#### Provided records ####

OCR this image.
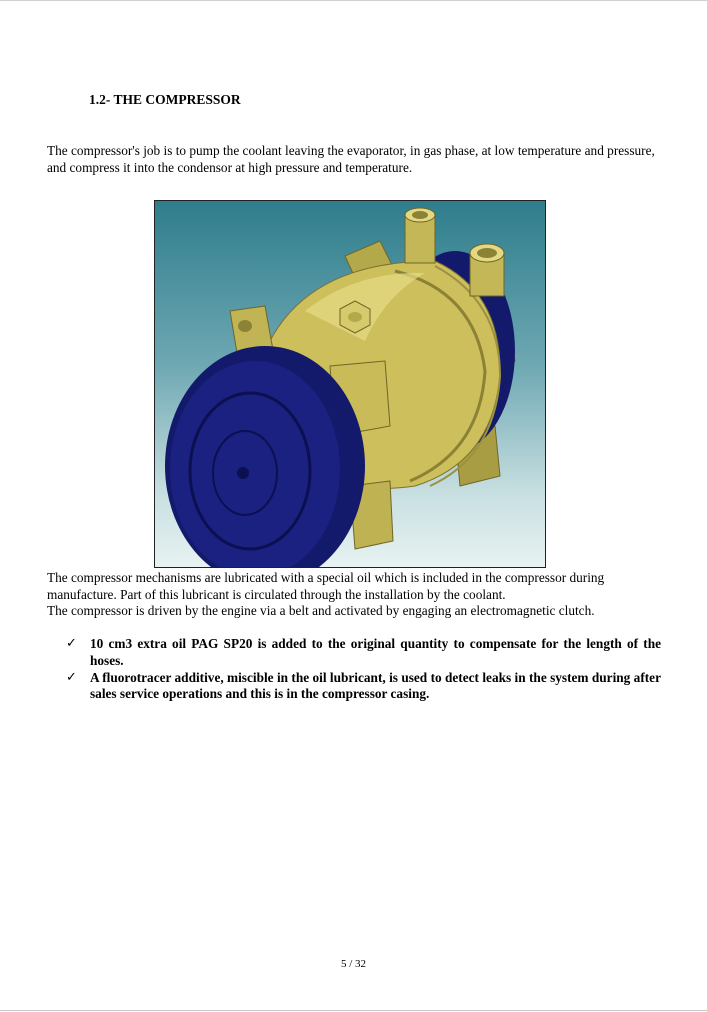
1.2- THE COMPRESSOR

The compressor's job is to pump the coolant leaving the evaporator, in gas phase, at low temperature and pressure, and compress it into the condensor at high pressure and temperature.

The compressor mechanisms are lubricated with a special oil which is included in the compressor during manufacture. Part of this lubricant is circulated through the installation by the coolant.
The compressor is driven by the engine via a belt and activated by engaging an electromagnetic clutch.

✓ 10 cm3 extra oil PAG SP20 is added to the original quantity to compensate for the length of the hoses.
✓ A fluorotracer additive, miscible in the oil lubricant, is used to detect leaks in the system during after sales service operations and this is in the compressor casing.
5 / 32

####

Using the records above, output their complete text exactly, minus any images.

OCR this image.
1.2- THE COMPRESSOR

The compressor's job is to pump the coolant leaving the evaporator, in gas phase, at low temperature and pressure, and compress it into the condensor at high pressure and temperature.

The compressor mechanisms are lubricated with a special oil which is included in the compressor during manufacture. Part of this lubricant is circulated through the installation by the coolant.
The compressor is driven by the engine via a belt and activated by engaging an electromagnetic clutch.

✓ 10 cm3 extra oil PAG SP20 is added to the original quantity to compensate for the length of the hoses.
✓ A fluorotracer additive, miscible in the oil lubricant, is used to detect leaks in the system during after sales service operations and this is in the compressor casing.
5 / 32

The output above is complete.